*** Records to process

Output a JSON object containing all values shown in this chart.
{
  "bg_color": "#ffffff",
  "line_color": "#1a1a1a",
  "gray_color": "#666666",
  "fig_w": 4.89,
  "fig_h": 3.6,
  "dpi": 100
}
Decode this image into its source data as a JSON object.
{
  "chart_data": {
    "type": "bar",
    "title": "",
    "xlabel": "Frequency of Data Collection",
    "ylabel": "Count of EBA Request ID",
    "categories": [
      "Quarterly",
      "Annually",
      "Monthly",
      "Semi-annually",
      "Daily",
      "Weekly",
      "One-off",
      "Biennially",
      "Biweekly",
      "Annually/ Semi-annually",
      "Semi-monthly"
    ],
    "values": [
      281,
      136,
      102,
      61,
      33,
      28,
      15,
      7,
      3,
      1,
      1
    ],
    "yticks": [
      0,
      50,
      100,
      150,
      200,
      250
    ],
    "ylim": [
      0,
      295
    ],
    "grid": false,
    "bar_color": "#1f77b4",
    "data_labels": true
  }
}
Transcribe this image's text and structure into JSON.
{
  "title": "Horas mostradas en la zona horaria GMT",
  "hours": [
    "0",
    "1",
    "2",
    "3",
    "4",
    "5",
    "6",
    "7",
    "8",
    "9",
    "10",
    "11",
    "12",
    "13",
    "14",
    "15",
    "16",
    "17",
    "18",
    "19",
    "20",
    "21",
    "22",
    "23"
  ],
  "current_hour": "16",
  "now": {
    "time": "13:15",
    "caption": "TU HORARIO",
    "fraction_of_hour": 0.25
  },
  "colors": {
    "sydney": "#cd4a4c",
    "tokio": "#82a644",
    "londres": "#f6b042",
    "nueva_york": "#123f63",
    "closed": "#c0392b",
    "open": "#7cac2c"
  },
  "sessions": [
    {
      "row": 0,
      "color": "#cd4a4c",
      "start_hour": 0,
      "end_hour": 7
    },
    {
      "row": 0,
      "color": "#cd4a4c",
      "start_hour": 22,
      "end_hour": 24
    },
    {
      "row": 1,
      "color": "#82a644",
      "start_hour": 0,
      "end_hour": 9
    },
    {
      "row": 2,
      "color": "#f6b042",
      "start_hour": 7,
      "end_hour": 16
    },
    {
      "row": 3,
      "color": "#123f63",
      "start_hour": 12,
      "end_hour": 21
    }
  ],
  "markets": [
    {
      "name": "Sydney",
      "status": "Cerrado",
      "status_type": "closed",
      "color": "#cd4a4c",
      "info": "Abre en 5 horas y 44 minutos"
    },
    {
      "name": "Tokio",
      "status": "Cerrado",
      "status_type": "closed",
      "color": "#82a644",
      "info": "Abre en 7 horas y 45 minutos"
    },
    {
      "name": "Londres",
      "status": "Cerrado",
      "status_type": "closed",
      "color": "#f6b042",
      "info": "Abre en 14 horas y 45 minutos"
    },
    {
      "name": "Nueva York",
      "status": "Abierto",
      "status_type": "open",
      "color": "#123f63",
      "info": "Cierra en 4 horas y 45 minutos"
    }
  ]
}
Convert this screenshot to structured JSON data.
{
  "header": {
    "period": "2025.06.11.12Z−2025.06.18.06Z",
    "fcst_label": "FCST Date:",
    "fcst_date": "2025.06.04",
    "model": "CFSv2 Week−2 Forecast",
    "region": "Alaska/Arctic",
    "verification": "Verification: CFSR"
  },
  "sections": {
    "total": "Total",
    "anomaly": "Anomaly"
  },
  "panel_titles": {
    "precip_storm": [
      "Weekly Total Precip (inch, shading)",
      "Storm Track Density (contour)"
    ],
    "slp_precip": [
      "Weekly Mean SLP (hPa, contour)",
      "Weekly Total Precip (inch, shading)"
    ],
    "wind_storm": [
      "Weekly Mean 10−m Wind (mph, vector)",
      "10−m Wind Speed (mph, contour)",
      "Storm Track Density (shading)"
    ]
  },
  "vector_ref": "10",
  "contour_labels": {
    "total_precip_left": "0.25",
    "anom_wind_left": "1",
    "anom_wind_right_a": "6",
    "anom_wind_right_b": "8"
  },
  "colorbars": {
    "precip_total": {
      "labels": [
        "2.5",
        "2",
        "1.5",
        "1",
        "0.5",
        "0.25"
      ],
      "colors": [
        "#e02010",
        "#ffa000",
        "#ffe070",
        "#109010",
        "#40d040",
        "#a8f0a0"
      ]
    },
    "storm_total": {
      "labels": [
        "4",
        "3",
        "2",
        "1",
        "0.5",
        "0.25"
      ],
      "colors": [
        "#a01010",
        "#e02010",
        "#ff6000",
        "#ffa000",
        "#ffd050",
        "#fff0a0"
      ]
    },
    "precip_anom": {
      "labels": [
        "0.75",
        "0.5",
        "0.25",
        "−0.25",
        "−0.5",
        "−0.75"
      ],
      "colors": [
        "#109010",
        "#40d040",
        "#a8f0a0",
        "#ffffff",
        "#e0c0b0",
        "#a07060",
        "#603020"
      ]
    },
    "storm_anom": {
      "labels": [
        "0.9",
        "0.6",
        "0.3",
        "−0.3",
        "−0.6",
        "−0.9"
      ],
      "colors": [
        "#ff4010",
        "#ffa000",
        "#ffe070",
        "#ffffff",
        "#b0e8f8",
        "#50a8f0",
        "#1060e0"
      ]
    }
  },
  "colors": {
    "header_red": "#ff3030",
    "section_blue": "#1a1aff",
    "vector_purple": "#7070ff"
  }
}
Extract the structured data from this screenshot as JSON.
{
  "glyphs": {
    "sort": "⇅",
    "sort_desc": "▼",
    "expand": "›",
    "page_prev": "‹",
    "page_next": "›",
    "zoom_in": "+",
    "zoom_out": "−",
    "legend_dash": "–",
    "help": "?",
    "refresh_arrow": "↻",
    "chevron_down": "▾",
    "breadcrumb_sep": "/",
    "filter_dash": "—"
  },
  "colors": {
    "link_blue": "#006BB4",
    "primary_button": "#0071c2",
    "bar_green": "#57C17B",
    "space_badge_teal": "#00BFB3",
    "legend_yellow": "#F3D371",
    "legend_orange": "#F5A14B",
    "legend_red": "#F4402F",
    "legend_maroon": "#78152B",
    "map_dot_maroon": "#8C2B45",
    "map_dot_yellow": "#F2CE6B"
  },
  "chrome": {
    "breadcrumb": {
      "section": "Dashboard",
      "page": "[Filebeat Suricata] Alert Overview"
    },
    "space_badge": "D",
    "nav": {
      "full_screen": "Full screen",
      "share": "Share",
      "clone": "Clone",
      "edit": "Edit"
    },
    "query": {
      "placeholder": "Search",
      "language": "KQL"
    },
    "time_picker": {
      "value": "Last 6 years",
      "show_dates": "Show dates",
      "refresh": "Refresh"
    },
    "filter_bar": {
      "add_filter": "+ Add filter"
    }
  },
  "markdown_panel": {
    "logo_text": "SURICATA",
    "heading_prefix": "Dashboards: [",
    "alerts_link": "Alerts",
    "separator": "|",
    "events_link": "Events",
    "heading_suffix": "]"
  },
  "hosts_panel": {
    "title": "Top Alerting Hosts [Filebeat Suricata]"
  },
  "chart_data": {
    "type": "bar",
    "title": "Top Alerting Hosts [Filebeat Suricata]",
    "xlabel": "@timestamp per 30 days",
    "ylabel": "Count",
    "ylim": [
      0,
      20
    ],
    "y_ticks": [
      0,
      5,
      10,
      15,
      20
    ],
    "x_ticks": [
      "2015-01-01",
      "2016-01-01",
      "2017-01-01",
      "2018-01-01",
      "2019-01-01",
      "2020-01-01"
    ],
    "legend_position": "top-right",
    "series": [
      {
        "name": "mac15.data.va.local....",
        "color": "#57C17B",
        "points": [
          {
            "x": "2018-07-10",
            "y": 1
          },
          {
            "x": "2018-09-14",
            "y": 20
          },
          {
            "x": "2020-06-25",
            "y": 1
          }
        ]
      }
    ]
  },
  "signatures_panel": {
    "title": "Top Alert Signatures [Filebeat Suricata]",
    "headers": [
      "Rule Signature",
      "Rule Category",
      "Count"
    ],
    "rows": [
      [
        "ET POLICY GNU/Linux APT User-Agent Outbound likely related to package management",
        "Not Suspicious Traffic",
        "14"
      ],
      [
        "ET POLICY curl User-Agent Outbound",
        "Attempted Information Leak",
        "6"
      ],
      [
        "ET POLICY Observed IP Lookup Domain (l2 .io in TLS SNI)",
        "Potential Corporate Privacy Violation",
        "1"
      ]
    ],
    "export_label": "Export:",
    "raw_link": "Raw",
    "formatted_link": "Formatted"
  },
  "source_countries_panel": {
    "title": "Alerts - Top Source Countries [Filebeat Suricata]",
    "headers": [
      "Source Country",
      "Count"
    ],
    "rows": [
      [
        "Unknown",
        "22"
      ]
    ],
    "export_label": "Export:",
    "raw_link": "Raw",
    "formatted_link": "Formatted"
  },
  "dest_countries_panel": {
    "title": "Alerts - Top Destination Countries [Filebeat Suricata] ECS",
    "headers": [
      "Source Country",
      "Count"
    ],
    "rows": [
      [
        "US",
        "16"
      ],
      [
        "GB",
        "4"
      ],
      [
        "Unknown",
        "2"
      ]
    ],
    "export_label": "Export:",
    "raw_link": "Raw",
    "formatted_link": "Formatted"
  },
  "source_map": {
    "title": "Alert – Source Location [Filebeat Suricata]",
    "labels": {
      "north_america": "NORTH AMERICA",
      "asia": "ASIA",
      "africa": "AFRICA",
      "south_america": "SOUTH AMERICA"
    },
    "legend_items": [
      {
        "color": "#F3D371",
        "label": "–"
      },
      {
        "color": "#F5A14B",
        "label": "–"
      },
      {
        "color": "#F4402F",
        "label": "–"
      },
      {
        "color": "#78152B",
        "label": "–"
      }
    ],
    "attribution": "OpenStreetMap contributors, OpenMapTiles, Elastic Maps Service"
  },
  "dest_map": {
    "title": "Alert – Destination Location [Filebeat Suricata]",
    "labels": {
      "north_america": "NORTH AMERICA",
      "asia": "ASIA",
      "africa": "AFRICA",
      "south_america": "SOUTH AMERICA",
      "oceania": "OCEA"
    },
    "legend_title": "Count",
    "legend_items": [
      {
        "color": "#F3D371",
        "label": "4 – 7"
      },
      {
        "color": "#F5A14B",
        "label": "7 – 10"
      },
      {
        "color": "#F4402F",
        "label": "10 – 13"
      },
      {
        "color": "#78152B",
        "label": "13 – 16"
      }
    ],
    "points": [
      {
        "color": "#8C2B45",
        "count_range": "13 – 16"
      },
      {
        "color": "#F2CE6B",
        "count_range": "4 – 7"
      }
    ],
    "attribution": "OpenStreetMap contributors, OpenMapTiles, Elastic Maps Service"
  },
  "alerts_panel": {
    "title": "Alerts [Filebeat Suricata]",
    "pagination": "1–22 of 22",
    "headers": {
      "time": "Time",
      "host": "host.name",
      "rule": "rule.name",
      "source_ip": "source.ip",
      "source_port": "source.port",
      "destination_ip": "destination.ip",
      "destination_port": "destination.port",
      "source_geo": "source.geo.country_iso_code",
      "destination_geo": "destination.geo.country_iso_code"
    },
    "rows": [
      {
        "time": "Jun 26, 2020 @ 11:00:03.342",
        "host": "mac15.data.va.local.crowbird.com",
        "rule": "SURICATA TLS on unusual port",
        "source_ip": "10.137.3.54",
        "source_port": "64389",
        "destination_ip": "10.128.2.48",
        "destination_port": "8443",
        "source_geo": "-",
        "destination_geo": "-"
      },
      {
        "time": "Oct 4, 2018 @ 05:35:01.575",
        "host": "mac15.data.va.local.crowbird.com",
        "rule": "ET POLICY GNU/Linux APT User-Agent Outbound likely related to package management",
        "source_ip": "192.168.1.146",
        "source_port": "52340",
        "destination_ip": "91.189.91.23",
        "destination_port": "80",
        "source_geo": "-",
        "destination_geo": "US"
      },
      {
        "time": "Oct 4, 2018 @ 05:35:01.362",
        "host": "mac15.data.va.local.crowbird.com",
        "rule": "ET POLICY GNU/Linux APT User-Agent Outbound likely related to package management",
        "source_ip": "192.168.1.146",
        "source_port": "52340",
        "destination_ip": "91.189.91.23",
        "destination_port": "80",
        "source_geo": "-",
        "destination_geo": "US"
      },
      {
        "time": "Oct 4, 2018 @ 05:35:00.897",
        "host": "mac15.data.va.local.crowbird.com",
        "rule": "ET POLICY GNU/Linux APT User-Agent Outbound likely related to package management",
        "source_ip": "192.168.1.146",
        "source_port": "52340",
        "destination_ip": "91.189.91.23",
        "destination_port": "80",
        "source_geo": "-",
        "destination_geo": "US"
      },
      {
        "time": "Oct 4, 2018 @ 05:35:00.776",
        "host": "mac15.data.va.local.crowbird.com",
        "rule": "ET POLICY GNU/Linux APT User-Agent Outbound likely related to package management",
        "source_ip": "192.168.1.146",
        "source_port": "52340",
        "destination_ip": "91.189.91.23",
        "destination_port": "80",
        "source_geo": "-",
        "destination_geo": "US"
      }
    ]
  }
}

******

[Written instruction] Go through the records and show every line with the string "Location" in it.

[Response]
    "title": "Alert – Source Location [Filebeat Suricata]",
    "title": "Alert – Destination Location [Filebeat Suricata]",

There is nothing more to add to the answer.